DESCRIPTION OF THE TASK: Look through the records below, and copy out every line that holds the string "What".
>>>
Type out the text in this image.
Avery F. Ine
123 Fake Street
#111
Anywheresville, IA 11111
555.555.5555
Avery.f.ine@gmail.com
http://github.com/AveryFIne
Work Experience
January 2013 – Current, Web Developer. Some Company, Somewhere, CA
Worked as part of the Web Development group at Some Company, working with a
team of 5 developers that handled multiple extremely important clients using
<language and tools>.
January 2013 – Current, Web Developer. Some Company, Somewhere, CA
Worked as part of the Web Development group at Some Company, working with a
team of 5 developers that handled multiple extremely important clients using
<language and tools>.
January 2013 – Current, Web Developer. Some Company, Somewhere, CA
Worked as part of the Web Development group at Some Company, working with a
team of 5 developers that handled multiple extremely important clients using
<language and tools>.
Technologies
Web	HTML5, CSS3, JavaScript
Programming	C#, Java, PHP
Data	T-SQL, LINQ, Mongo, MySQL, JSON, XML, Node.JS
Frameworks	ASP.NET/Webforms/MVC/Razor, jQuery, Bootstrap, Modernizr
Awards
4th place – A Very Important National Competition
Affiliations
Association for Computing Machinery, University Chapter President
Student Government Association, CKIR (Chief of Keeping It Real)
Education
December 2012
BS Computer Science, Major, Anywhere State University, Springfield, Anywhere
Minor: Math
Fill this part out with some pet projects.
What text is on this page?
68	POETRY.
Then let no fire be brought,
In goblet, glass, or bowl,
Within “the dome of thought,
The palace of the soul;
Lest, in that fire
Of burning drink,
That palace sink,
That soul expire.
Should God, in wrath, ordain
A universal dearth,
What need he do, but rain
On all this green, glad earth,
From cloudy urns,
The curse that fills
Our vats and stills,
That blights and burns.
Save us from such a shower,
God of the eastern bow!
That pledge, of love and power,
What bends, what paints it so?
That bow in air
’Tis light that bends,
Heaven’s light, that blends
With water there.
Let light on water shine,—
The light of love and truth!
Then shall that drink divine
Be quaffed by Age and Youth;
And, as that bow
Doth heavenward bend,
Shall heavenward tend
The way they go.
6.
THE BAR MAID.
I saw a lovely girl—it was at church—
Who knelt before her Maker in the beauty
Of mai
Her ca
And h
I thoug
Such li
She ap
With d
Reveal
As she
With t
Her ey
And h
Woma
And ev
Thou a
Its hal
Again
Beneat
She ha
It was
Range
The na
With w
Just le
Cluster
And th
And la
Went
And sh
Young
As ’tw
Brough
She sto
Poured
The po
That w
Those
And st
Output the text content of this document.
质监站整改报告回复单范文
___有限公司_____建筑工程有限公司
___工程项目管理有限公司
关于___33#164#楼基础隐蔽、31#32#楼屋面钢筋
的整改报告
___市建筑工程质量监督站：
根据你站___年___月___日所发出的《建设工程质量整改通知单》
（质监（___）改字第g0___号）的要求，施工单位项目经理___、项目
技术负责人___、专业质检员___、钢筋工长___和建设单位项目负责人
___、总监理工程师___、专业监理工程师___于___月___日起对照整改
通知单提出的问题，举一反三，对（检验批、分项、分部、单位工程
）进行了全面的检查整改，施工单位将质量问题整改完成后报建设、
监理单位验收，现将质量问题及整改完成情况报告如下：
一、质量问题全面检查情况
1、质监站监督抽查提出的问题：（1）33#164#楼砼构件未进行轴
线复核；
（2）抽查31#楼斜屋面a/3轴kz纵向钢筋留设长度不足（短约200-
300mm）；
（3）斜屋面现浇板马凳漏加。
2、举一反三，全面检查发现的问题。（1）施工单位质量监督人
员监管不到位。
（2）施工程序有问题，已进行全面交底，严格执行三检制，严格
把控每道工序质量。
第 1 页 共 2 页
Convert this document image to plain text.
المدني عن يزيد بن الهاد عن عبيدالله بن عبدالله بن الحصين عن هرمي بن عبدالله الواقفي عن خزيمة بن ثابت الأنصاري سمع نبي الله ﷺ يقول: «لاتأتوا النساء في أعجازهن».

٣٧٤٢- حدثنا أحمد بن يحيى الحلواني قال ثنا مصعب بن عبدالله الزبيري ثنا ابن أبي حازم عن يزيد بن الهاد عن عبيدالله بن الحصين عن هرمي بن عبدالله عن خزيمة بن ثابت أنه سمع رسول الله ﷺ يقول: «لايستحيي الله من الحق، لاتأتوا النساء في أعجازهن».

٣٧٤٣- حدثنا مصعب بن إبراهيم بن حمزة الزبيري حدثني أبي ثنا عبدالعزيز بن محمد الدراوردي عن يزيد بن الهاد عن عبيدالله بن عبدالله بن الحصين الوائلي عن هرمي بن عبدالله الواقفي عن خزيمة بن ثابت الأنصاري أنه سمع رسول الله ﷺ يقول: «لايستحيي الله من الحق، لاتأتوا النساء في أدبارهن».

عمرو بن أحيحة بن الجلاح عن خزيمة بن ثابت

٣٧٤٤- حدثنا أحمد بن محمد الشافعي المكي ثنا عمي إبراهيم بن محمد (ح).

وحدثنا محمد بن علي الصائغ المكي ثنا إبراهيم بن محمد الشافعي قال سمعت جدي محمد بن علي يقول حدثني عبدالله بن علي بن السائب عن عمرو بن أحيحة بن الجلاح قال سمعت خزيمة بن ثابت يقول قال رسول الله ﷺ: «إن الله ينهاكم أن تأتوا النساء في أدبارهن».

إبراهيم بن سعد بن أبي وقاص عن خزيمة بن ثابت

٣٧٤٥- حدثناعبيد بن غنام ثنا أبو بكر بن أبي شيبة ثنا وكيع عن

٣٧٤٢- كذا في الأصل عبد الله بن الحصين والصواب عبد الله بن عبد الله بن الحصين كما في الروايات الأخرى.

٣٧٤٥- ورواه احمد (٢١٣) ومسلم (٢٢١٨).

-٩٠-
<<<
THE SOLUTION:
What text is on this page?
What need he do, but rain
What bends, what paints it so?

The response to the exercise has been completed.